> _Written problem_: Your task is to copy each line that has the word "JSON".
══ Data excerpts
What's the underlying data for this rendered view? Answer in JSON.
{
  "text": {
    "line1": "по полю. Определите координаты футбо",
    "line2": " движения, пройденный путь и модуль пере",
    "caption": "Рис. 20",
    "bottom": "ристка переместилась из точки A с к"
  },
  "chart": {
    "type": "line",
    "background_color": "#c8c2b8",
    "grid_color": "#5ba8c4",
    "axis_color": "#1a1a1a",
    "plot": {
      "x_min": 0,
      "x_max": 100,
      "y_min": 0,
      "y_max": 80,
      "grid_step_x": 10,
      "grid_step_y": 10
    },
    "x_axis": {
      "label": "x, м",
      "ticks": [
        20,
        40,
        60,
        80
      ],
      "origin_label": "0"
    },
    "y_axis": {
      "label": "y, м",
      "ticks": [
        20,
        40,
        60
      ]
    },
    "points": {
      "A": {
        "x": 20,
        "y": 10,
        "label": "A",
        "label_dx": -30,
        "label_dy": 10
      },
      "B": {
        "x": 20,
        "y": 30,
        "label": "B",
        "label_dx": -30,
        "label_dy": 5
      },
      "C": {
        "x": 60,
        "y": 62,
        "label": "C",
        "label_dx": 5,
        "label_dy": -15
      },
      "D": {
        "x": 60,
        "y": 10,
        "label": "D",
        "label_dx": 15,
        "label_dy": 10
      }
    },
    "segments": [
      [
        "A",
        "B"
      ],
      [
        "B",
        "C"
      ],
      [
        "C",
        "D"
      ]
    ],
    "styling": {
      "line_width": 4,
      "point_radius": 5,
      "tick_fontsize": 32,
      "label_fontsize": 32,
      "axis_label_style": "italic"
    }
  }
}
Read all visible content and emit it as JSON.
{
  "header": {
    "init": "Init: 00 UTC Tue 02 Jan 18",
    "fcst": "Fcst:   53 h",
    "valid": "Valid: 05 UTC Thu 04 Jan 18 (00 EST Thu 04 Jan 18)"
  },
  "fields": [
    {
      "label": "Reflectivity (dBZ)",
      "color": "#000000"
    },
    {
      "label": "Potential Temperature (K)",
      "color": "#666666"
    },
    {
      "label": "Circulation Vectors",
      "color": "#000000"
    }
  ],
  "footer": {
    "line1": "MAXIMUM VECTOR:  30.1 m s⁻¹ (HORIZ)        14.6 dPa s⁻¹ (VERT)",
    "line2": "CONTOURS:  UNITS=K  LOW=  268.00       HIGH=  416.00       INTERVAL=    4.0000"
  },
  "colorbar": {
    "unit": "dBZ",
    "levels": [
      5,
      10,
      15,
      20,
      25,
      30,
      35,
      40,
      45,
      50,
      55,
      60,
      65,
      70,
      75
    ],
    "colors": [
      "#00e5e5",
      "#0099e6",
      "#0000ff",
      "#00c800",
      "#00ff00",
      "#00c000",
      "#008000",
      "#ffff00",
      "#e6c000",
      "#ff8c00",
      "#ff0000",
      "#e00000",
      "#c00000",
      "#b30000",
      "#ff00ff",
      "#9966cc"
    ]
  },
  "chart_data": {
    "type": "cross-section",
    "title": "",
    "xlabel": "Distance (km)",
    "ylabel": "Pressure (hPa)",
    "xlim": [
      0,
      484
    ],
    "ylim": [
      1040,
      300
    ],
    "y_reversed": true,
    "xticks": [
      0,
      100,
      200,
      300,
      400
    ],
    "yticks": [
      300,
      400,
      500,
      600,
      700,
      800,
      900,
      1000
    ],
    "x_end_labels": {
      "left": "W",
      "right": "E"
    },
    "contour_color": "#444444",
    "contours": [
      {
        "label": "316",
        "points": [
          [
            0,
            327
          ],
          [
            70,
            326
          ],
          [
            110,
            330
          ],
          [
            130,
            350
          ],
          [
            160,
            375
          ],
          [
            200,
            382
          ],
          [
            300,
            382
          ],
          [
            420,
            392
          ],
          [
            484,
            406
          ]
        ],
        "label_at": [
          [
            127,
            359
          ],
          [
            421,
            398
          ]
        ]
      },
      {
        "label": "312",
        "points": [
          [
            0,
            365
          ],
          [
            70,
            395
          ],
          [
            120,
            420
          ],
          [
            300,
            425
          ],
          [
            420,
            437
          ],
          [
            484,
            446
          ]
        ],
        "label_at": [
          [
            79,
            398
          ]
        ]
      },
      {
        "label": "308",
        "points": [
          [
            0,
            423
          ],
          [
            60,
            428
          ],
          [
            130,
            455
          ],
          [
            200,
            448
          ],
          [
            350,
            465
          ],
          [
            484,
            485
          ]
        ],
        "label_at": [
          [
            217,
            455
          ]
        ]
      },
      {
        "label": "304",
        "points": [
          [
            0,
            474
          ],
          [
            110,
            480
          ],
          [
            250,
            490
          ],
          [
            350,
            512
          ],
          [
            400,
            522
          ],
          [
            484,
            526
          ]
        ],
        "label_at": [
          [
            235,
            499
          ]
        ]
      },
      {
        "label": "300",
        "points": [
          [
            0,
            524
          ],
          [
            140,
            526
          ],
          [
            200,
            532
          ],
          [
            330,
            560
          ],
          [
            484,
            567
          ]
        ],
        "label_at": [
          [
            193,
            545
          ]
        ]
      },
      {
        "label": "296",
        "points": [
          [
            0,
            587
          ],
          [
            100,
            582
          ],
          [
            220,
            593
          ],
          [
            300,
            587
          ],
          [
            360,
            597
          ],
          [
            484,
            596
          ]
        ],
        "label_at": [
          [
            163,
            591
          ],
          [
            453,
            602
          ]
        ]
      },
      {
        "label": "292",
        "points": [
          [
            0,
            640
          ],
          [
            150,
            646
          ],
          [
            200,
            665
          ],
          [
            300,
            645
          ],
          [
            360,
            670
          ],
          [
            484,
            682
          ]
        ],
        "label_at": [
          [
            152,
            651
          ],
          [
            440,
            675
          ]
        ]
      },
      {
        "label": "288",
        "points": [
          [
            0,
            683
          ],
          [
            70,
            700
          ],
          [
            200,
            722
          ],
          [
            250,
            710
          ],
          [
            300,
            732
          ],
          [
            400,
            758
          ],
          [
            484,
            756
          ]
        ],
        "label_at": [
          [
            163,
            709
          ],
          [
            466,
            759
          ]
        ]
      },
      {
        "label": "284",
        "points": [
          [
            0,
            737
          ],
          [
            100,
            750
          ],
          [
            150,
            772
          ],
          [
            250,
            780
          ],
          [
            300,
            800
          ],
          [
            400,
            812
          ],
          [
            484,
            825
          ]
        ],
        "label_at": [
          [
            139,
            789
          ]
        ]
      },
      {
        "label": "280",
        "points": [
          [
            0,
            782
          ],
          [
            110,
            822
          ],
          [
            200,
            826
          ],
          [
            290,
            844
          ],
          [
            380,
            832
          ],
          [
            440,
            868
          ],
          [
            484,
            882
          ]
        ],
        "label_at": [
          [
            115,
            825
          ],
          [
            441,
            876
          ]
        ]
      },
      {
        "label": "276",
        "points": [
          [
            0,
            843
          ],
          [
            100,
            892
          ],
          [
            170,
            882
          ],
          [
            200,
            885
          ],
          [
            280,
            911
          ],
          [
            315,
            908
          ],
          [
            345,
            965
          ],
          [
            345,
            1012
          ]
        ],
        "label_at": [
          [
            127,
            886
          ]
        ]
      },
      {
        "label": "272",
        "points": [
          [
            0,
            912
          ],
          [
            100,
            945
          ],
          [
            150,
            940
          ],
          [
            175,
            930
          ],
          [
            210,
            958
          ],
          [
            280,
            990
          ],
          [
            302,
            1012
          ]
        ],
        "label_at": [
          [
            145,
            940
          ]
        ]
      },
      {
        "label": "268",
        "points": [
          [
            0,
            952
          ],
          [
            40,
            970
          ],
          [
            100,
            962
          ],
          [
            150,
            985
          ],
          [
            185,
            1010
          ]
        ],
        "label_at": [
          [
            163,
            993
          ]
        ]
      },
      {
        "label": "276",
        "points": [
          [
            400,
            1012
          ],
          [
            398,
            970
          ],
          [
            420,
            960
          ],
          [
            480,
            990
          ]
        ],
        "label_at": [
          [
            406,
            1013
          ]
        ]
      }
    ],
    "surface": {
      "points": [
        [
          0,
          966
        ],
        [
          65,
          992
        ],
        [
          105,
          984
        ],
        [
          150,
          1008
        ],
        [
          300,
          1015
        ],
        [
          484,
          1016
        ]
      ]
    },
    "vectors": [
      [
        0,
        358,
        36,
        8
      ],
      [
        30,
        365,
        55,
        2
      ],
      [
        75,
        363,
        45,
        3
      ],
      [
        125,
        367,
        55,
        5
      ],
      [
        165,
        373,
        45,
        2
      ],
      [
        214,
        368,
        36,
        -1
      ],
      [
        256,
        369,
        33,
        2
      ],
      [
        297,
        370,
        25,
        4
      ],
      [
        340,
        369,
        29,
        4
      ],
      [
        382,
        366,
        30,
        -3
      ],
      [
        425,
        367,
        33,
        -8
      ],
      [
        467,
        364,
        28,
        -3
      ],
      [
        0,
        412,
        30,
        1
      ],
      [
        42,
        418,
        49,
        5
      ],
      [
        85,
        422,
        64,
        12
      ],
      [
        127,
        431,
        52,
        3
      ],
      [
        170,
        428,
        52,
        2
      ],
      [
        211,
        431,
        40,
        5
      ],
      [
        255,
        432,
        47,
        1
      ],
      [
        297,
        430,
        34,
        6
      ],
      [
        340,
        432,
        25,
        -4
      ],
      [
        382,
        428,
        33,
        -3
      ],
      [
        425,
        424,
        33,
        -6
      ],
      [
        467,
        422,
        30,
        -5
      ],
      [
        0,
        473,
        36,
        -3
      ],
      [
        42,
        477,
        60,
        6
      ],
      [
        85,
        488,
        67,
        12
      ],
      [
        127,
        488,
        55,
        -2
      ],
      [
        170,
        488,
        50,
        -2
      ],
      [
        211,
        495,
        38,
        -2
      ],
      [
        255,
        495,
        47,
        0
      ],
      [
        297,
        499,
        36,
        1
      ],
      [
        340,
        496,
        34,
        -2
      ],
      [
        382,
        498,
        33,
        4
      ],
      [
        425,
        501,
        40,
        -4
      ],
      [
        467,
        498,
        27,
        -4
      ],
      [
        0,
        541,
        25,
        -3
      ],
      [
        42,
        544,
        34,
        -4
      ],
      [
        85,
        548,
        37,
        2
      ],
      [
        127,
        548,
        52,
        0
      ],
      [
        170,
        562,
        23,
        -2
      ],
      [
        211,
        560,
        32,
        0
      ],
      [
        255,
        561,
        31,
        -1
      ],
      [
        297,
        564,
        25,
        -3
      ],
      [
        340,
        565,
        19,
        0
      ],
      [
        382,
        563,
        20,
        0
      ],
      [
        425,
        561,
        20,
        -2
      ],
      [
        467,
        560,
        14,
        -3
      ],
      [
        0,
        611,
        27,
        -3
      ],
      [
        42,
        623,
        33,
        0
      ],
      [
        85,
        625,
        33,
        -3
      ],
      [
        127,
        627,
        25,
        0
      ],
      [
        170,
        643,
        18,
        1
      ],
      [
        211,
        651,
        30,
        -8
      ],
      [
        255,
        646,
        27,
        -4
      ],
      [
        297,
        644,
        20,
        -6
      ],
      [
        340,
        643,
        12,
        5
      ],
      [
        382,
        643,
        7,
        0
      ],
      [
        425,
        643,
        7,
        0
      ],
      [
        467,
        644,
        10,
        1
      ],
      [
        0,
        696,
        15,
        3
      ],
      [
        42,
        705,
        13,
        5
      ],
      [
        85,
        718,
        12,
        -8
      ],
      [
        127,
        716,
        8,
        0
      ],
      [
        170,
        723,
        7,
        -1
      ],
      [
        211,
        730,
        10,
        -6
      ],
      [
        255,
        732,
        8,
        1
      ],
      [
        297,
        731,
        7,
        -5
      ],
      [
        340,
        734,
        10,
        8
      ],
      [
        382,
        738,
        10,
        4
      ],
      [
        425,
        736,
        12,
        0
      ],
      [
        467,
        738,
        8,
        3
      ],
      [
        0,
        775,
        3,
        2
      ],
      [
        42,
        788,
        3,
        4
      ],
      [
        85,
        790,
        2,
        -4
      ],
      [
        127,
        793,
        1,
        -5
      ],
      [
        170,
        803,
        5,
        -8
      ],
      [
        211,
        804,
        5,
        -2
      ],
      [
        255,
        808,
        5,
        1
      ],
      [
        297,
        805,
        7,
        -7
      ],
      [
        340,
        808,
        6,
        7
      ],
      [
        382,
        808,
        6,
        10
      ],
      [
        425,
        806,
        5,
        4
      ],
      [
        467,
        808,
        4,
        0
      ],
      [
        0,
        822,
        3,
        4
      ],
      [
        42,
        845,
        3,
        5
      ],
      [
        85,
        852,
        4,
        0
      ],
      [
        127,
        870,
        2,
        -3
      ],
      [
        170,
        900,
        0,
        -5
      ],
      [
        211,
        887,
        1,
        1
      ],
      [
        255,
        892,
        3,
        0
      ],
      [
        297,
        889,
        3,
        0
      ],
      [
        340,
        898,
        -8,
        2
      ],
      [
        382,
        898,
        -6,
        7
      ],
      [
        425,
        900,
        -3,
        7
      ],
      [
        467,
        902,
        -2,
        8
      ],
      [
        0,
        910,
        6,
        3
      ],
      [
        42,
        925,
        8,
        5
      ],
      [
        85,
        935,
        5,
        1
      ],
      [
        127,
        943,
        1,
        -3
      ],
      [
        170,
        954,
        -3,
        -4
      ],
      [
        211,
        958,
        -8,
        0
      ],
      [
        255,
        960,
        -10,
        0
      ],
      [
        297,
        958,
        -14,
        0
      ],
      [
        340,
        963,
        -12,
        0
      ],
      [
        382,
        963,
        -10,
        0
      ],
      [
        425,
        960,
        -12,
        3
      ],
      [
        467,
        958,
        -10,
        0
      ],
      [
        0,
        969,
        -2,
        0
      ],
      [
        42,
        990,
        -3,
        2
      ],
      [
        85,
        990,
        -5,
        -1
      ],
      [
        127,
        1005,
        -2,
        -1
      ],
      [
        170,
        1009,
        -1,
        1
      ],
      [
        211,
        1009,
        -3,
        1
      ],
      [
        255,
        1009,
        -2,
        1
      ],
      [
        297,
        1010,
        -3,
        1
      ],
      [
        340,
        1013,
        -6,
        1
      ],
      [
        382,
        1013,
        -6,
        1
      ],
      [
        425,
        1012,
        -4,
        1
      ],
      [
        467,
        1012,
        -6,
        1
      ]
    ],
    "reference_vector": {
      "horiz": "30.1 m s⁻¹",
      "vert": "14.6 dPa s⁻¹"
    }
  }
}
════
> _Response to this task_:
What's the underlying data for this rendered view? Answer in JSON.
Read all visible content and emit it as JSON.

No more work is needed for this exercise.